**Data excerpts**
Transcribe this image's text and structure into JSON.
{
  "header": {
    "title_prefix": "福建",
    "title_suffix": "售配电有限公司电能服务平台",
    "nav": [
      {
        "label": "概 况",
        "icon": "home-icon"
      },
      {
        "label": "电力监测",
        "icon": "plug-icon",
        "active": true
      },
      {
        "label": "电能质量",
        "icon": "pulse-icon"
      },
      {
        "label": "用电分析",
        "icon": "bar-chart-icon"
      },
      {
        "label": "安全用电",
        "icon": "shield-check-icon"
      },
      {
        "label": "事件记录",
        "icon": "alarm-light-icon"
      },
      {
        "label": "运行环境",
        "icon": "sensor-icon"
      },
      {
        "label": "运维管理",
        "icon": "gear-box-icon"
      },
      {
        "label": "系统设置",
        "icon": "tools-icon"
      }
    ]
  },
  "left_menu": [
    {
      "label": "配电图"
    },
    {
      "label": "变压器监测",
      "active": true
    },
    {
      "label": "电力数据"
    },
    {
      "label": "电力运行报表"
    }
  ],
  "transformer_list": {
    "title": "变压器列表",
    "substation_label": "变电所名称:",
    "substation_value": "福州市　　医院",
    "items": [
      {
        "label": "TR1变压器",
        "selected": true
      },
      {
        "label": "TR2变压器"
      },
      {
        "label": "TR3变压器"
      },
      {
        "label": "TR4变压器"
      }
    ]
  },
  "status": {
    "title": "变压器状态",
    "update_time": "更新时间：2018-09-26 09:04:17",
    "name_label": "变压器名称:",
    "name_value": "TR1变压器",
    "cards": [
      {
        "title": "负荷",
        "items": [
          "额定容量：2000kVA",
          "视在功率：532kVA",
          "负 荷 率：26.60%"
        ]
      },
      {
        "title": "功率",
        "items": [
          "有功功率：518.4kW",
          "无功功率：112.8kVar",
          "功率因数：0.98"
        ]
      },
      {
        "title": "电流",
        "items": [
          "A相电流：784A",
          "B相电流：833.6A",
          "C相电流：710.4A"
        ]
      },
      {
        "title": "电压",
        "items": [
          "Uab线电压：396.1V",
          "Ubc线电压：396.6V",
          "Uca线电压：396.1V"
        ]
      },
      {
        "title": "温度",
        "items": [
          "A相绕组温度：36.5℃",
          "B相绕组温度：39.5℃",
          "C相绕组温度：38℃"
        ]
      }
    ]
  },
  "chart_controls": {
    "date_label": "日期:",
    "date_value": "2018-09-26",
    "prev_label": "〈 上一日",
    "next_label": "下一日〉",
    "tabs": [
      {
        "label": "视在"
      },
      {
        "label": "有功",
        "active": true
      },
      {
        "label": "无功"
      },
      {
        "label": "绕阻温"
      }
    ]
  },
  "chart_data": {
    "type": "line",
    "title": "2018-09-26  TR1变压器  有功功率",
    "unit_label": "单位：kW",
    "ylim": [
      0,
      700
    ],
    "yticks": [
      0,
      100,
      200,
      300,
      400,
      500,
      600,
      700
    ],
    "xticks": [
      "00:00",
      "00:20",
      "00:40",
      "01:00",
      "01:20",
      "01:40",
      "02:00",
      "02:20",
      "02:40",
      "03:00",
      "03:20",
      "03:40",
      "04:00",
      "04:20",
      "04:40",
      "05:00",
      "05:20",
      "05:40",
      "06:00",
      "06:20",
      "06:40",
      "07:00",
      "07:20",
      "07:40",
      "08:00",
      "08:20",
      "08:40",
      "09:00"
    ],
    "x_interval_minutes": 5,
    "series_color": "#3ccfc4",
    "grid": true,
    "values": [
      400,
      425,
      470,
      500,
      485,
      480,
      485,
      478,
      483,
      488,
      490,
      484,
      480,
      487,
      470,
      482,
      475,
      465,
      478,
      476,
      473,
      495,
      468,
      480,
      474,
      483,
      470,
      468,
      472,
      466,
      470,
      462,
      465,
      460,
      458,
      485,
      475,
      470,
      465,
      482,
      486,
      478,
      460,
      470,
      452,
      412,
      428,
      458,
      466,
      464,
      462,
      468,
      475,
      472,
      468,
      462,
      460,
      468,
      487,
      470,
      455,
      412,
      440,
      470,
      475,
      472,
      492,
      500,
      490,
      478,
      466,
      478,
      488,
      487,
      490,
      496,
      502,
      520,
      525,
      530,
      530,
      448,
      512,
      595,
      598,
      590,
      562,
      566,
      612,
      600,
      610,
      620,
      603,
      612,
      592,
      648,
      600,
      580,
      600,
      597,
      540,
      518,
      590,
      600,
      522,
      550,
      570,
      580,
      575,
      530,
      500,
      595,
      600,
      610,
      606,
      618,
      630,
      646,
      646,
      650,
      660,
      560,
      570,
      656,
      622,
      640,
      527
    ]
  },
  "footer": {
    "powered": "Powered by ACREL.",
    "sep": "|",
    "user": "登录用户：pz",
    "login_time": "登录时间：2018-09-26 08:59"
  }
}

**Directions for this task**
Exactly reproduce all of the entries above.

**Finished exercise**
Transcribe this image's text and structure into JSON.
{
  "header": {
    "title_prefix": "福建",
    "title_suffix": "售配电有限公司电能服务平台",
    "nav": [
      {
        "label": "概 况",
        "icon": "home-icon"
      },
      {
        "label": "电力监测",
        "icon": "plug-icon",
        "active": true
      },
      {
        "label": "电能质量",
        "icon": "pulse-icon"
      },
      {
        "label": "用电分析",
        "icon": "bar-chart-icon"
      },
      {
        "label": "安全用电",
        "icon": "shield-check-icon"
      },
      {
        "label": "事件记录",
        "icon": "alarm-light-icon"
      },
      {
        "label": "运行环境",
        "icon": "sensor-icon"
      },
      {
        "label": "运维管理",
        "icon": "gear-box-icon"
      },
      {
        "label": "系统设置",
        "icon": "tools-icon"
      }
    ]
  },
  "left_menu": [
    {
      "label": "配电图"
    },
    {
      "label": "变压器监测",
      "active": true
    },
    {
      "label": "电力数据"
    },
    {
      "label": "电力运行报表"
    }
  ],
  "transformer_list": {
    "title": "变压器列表",
    "substation_label": "变电所名称:",
    "substation_value": "福州市　　医院",
    "items": [
      {
        "label": "TR1变压器",
        "selected": true
      },
      {
        "label": "TR2变压器"
      },
      {
        "label": "TR3变压器"
      },
      {
        "label": "TR4变压器"
      }
    ]
  },
  "status": {
    "title": "变压器状态",
    "update_time": "更新时间：2018-09-26 09:04:17",
    "name_label": "变压器名称:",
    "name_value": "TR1变压器",
    "cards": [
      {
        "title": "负荷",
        "items": [
          "额定容量：2000kVA",
          "视在功率：532kVA",
          "负 荷 率：26.60%"
        ]
      },
      {
        "title": "功率",
        "items": [
          "有功功率：518.4kW",
          "无功功率：112.8kVar",
          "功率因数：0.98"
        ]
      },
      {
        "title": "电流",
        "items": [
          "A相电流：784A",
          "B相电流：833.6A",
          "C相电流：710.4A"
        ]
      },
      {
        "title": "电压",
        "items": [
          "Uab线电压：396.1V",
          "Ubc线电压：396.6V",
          "Uca线电压：396.1V"
        ]
      },
      {
        "title": "温度",
        "items": [
          "A相绕组温度：36.5℃",
          "B相绕组温度：39.5℃",
          "C相绕组温度：38℃"
        ]
      }
    ]
  },
  "chart_controls": {
    "date_label": "日期:",
    "date_value": "2018-09-26",
    "prev_label": "〈 上一日",
    "next_label": "下一日〉",
    "tabs": [
      {
        "label": "视在"
      },
      {
        "label": "有功",
        "active": true
      },
      {
        "label": "无功"
      },
      {
        "label": "绕阻温"
      }
    ]
  },
  "chart_data": {
    "type": "line",
    "title": "2018-09-26  TR1变压器  有功功率",
    "unit_label": "单位：kW",
    "ylim": [
      0,
      700
    ],
    "yticks": [
      0,
      100,
      200,
      300,
      400,
      500,
      600,
      700
    ],
    "xticks": [
      "00:00",
      "00:20",
      "00:40",
      "01:00",
      "01:20",
      "01:40",
      "02:00",
      "02:20",
      "02:40",
      "03:00",
      "03:20",
      "03:40",
      "04:00",
      "04:20",
      "04:40",
      "05:00",
      "05:20",
      "05:40",
      "06:00",
      "06:20",
      "06:40",
      "07:00",
      "07:20",
      "07:40",
      "08:00",
      "08:20",
      "08:40",
      "09:00"
    ],
    "x_interval_minutes": 5,
    "series_color": "#3ccfc4",
    "grid": true,
    "values": [
      400,
      425,
      470,
      500,
      485,
      480,
      485,
      478,
      483,
      488,
      490,
      484,
      480,
      487,
      470,
      482,
      475,
      465,
      478,
      476,
      473,
      495,
      468,
      480,
      474,
      483,
      470,
      468,
      472,
      466,
      470,
      462,
      465,
      460,
      458,
      485,
      475,
      470,
      465,
      482,
      486,
      478,
      460,
      470,
      452,
      412,
      428,
      458,
      466,
      464,
      462,
      468,
      475,
      472,
      468,
      462,
      460,
      468,
      487,
      470,
      455,
      412,
      440,
      470,
      475,
      472,
      492,
      500,
      490,
      478,
      466,
      478,
      488,
      487,
      490,
      496,
      502,
      520,
      525,
      530,
      530,
      448,
      512,
      595,
      598,
      590,
      562,
      566,
      612,
      600,
      610,
      620,
      603,
      612,
      592,
      648,
      600,
      580,
      600,
      597,
      540,
      518,
      590,
      600,
      522,
      550,
      570,
      580,
      575,
      530,
      500,
      595,
      600,
      610,
      606,
      618,
      630,
      646,
      646,
      650,
      660,
      560,
      570,
      656,
      622,
      640,
      527
    ]
  },
  "footer": {
    "powered": "Powered by ACREL.",
    "sep": "|",
    "user": "登录用户：pz",
    "login_time": "登录时间：2018-09-26 08:59"
  }
}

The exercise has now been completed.